--- start ---
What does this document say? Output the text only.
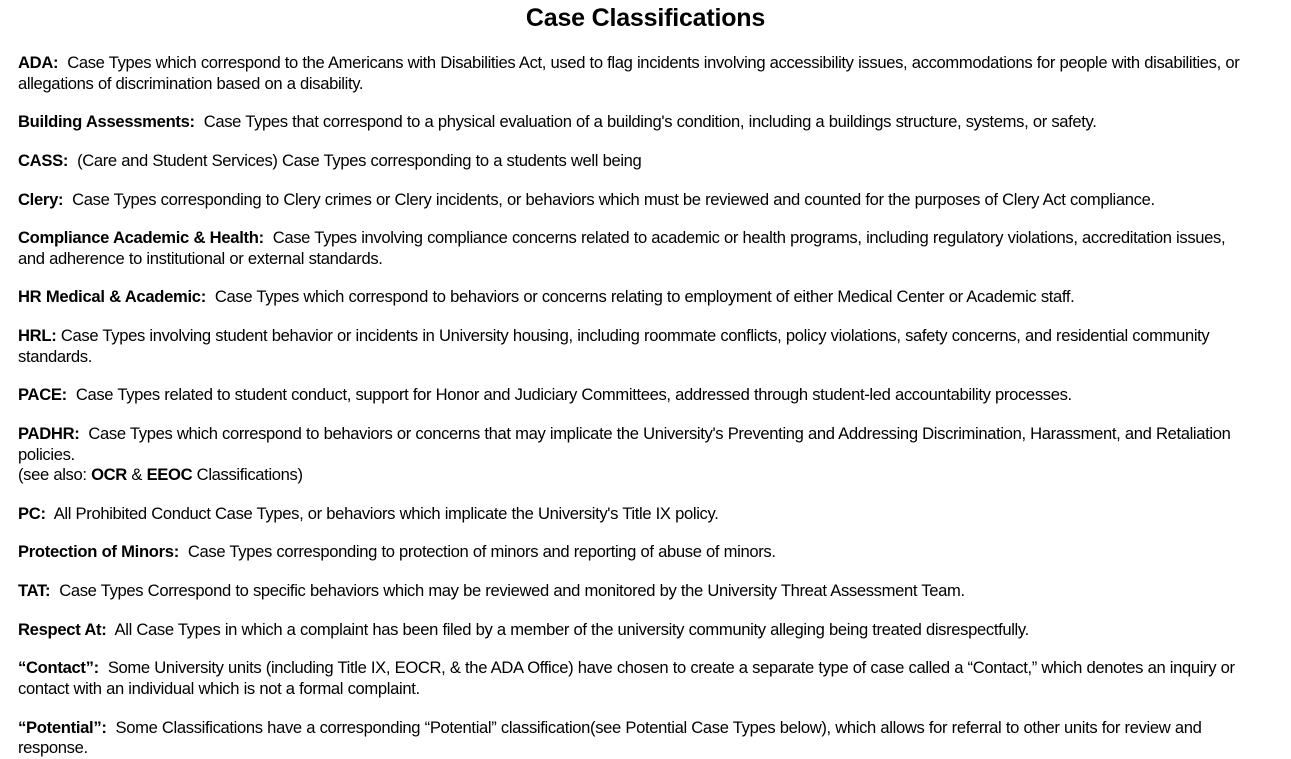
Case Classifications

ADA: Case Types which correspond to the Americans with Disabilities Act, used to flag incidents involving accessibility issues, accommodations for people with disabilities, or allegations of discrimination based on a disability.

Building Assessments: Case Types that correspond to a physical evaluation of a building's condition, including a buildings structure, systems, or safety.

CASS: (Care and Student Services) Case Types corresponding to a students well being

Clery: Case Types corresponding to Clery crimes or Clery incidents, or behaviors which must be reviewed and counted for the purposes of Clery Act compliance.

Compliance Academic & Health: Case Types involving compliance concerns related to academic or health programs, including regulatory violations, accreditation issues, and adherence to institutional or external standards.

HR Medical & Academic: Case Types which correspond to behaviors or concerns relating to employment of either Medical Center or Academic staff.

HRL: Case Types involving student behavior or incidents in University housing, including roommate conflicts, policy violations, safety concerns, and residential community standards.

PACE: Case Types related to student conduct, support for Honor and Judiciary Committees, addressed through student-led accountability processes.

PADHR: Case Types which correspond to behaviors or concerns that may implicate the University's Preventing and Addressing Discrimination, Harassment, and Retaliation policies.
(see also: OCR & EEOC Classifications)

PC: All Prohibited Conduct Case Types, or behaviors which implicate the University's Title IX policy.

Protection of Minors: Case Types corresponding to protection of minors and reporting of abuse of minors.

TAT: Case Types Correspond to specific behaviors which may be reviewed and monitored by the University Threat Assessment Team.

Respect At: All Case Types in which a complaint has been filed by a member of the university community alleging being treated disrespectfully.

“Contact”: Some University units (including Title IX, EOCR, & the ADA Office) have chosen to create a separate type of case called a “Contact,” which denotes an inquiry or contact with an individual which is not a formal complaint.

“Potential”: Some Classifications have a corresponding “Potential” classification(see Potential Case Types below), which allows for referral to other units for review and response.
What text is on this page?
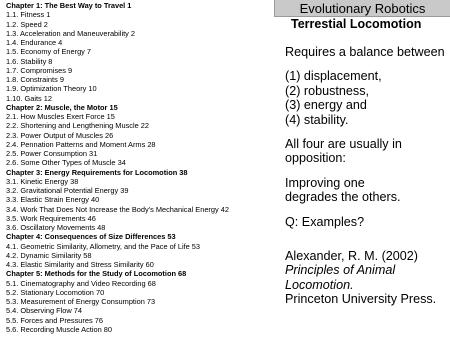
Chapter 1: The Best Way to Travel 1
1.1. Fitness 1
1.2. Speed 2
1.3. Acceleration and Maneuverability 2
1.4. Endurance 4
1.5. Economy of Energy 7
1.6. Stability 8
1.7. Compromises 9
1.8. Constraints 9
1.9. Optimization Theory 10
1.10. Gaits 12
Chapter 2: Muscle, the Motor 15
2.1. How Muscles Exert Force 15
2.2. Shortening and Lengthening Muscle 22
2.3. Power Output of Muscles 26
2.4. Pennation Patterns and Moment Arms 28
2.5. Power Consumption 31
2.6. Some Other Types of Muscle 34
Chapter 3: Energy Requirements for Locomotion 38
3.1. Kinetic Energy 38
3.2. Gravitational Potential Energy 39
3.3. Elastic Strain Energy 40
3.4. Work That Does Not Increase the Body's Mechanical Energy 42
3.5. Work Requirements 46
3.6. Oscillatory Movements 48
Chapter 4: Consequences of Size Differences 53
4.1. Geometric Similarity, Allometry, and the Pace of Life 53
4.2. Dynamic Similarity 58
4.3. Elastic Similarity and Stress Similarity 60
Chapter 5: Methods for the Study of Locomotion 68
5.1. Cinematography and Video Recording 68
5.2. Stationary Locomotion 70
5.3. Measurement of Energy Consumption 73
5.4. Observing Flow 74
5.5. Forces and Pressures 76
5.6. Recording Muscle Action 80
Evolutionary Robotics
Terrestial Locomotion
Requires a balance between
(1) displacement,
(2) robustness,
(3) energy and
(4) stability.
All four are usually in
opposition:
Improving one
degrades the others.
Q: Examples?
Alexander, R. M. (2002)
Principles of Animal
Locomotion.
Princeton University Press.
--- end ---
## WHAT TO PRODUCE
Your job is to transcribe the entries above exactly; skip the pictures.

## OUTPUT FOR THIS TASK
What does this document say? Output the text only.
Case Classifications

ADA: Case Types which correspond to the Americans with Disabilities Act, used to flag incidents involving accessibility issues, accommodations for people with disabilities, or allegations of discrimination based on a disability.

Building Assessments: Case Types that correspond to a physical evaluation of a building's condition, including a buildings structure, systems, or safety.

CASS: (Care and Student Services) Case Types corresponding to a students well being

Clery: Case Types corresponding to Clery crimes or Clery incidents, or behaviors which must be reviewed and counted for the purposes of Clery Act compliance.

Compliance Academic & Health: Case Types involving compliance concerns related to academic or health programs, including regulatory violations, accreditation issues, and adherence to institutional or external standards.

HR Medical & Academic: Case Types which correspond to behaviors or concerns relating to employment of either Medical Center or Academic staff.

HRL: Case Types involving student behavior or incidents in University housing, including roommate conflicts, policy violations, safety concerns, and residential community standards.

PACE: Case Types related to student conduct, support for Honor and Judiciary Committees, addressed through student-led accountability processes.

PADHR: Case Types which correspond to behaviors or concerns that may implicate the University's Preventing and Addressing Discrimination, Harassment, and Retaliation policies.
(see also: OCR & EEOC Classifications)

PC: All Prohibited Conduct Case Types, or behaviors which implicate the University's Title IX policy.

Protection of Minors: Case Types corresponding to protection of minors and reporting of abuse of minors.

TAT: Case Types Correspond to specific behaviors which may be reviewed and monitored by the University Threat Assessment Team.

Respect At: All Case Types in which a complaint has been filed by a member of the university community alleging being treated disrespectfully.

“Contact”: Some University units (including Title IX, EOCR, & the ADA Office) have chosen to create a separate type of case called a “Contact,” which denotes an inquiry or contact with an individual which is not a formal complaint.

“Potential”: Some Classifications have a corresponding “Potential” classification(see Potential Case Types below), which allows for referral to other units for review and response.
What text is on this page?
Chapter 1: The Best Way to Travel 1
1.1. Fitness 1
1.2. Speed 2
1.3. Acceleration and Maneuverability 2
1.4. Endurance 4
1.5. Economy of Energy 7
1.6. Stability 8
1.7. Compromises 9
1.8. Constraints 9
1.9. Optimization Theory 10
1.10. Gaits 12
Chapter 2: Muscle, the Motor 15
2.1. How Muscles Exert Force 15
2.2. Shortening and Lengthening Muscle 22
2.3. Power Output of Muscles 26
2.4. Pennation Patterns and Moment Arms 28
2.5. Power Consumption 31
2.6. Some Other Types of Muscle 34
Chapter 3: Energy Requirements for Locomotion 38
3.1. Kinetic Energy 38
3.2. Gravitational Potential Energy 39
3.3. Elastic Strain Energy 40
3.4. Work That Does Not Increase the Body's Mechanical Energy 42
3.5. Work Requirements 46
3.6. Oscillatory Movements 48
Chapter 4: Consequences of Size Differences 53
4.1. Geometric Similarity, Allometry, and the Pace of Life 53
4.2. Dynamic Similarity 58
4.3. Elastic Similarity and Stress Similarity 60
Chapter 5: Methods for the Study of Locomotion 68
5.1. Cinematography and Video Recording 68
5.2. Stationary Locomotion 70
5.3. Measurement of Energy Consumption 73
5.4. Observing Flow 74
5.5. Forces and Pressures 76
5.6. Recording Muscle Action 80
Evolutionary Robotics
Terrestial Locomotion
Requires a balance between
(1) displacement,
(2) robustness,
(3) energy and
(4) stability.
All four are usually in
opposition:
Improving one
degrades the others.
Q: Examples?
Alexander, R. M. (2002)
Principles of Animal
Locomotion.
Princeton University Press.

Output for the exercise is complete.